---------- RECORD LIST
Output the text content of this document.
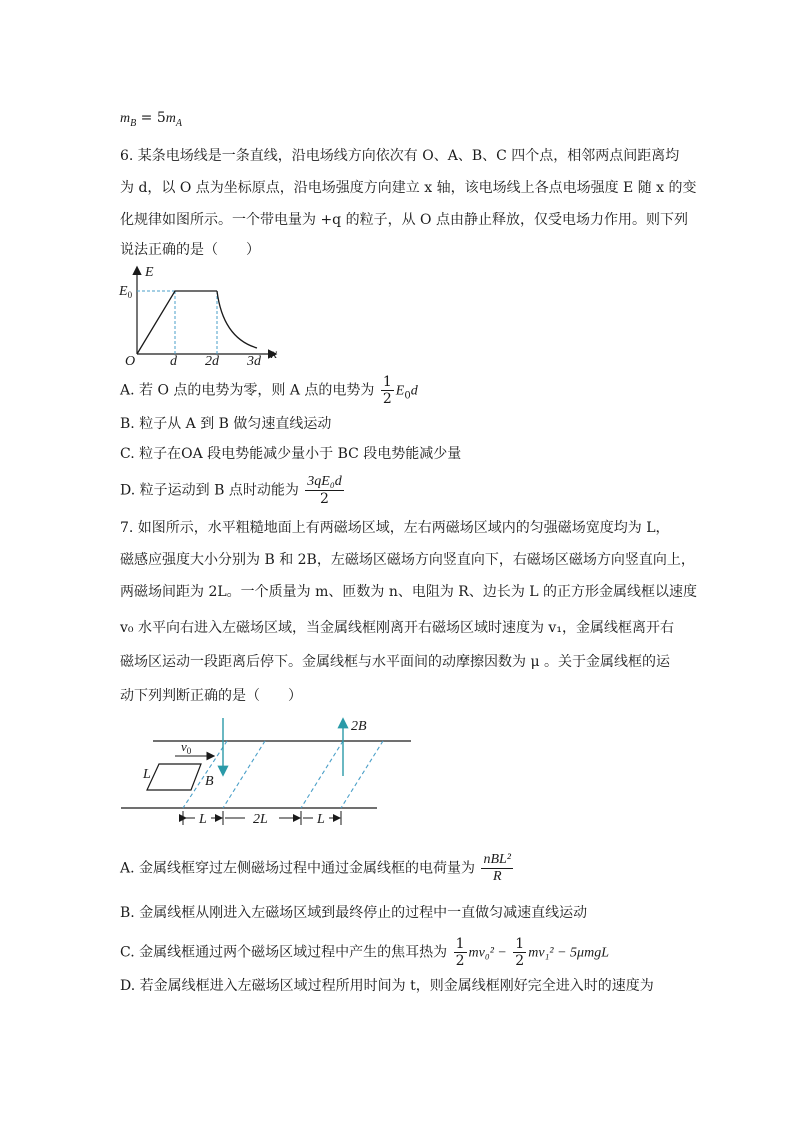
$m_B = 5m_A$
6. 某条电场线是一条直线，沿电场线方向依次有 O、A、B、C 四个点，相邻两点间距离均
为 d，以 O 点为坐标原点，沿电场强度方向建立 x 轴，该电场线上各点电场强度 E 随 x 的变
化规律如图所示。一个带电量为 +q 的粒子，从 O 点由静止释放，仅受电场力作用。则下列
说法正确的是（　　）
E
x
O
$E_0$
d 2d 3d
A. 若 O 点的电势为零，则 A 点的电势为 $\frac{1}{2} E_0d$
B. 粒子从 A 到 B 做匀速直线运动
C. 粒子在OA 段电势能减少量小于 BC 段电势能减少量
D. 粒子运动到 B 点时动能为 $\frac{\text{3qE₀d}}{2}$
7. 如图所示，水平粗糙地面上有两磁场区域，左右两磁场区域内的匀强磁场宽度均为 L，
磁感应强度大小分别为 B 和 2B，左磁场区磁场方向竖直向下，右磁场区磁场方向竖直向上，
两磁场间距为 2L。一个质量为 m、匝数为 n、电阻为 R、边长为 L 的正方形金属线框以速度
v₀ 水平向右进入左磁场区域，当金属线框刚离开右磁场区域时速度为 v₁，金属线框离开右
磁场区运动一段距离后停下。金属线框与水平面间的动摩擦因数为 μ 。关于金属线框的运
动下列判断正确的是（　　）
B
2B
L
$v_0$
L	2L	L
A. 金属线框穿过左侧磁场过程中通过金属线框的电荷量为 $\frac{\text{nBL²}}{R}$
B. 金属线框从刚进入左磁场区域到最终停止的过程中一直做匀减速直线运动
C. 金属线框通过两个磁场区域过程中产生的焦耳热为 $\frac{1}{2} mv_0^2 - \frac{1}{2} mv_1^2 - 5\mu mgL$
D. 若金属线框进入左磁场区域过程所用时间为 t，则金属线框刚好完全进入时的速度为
--------------------
TASK PROMPT: Retype the whole listing exactly and leave the pictures out.

WORKED SOLUTION:
Output the text content of this document.
$m_B = 5m_A$
6. 某条电场线是一条直线，沿电场线方向依次有 O、A、B、C 四个点，相邻两点间距离均
为 d，以 O 点为坐标原点，沿电场强度方向建立 x 轴，该电场线上各点电场强度 E 随 x 的变
化规律如图所示。一个带电量为 +q 的粒子，从 O 点由静止释放，仅受电场力作用。则下列
说法正确的是（　　）
E
x
O
$E_0$
d 2d 3d
A. 若 O 点的电势为零，则 A 点的电势为 $\frac{1}{2} E_0d$
B. 粒子从 A 到 B 做匀速直线运动
C. 粒子在OA 段电势能减少量小于 BC 段电势能减少量
D. 粒子运动到 B 点时动能为 $\frac{\text{3qE₀d}}{2}$
7. 如图所示，水平粗糙地面上有两磁场区域，左右两磁场区域内的匀强磁场宽度均为 L，
磁感应强度大小分别为 B 和 2B，左磁场区磁场方向竖直向下，右磁场区磁场方向竖直向上，
两磁场间距为 2L。一个质量为 m、匝数为 n、电阻为 R、边长为 L 的正方形金属线框以速度
v₀ 水平向右进入左磁场区域，当金属线框刚离开右磁场区域时速度为 v₁，金属线框离开右
磁场区运动一段距离后停下。金属线框与水平面间的动摩擦因数为 μ 。关于金属线框的运
动下列判断正确的是（　　）
B
2B
L
$v_0$
L	2L	L
A. 金属线框穿过左侧磁场过程中通过金属线框的电荷量为 $\frac{\text{nBL²}}{R}$
B. 金属线框从刚进入左磁场区域到最终停止的过程中一直做匀减速直线运动
C. 金属线框通过两个磁场区域过程中产生的焦耳热为 $\frac{1}{2} mv_0^2 - \frac{1}{2} mv_1^2 - 5\mu mgL$
D. 若金属线框进入左磁场区域过程所用时间为 t，则金属线框刚好完全进入时的速度为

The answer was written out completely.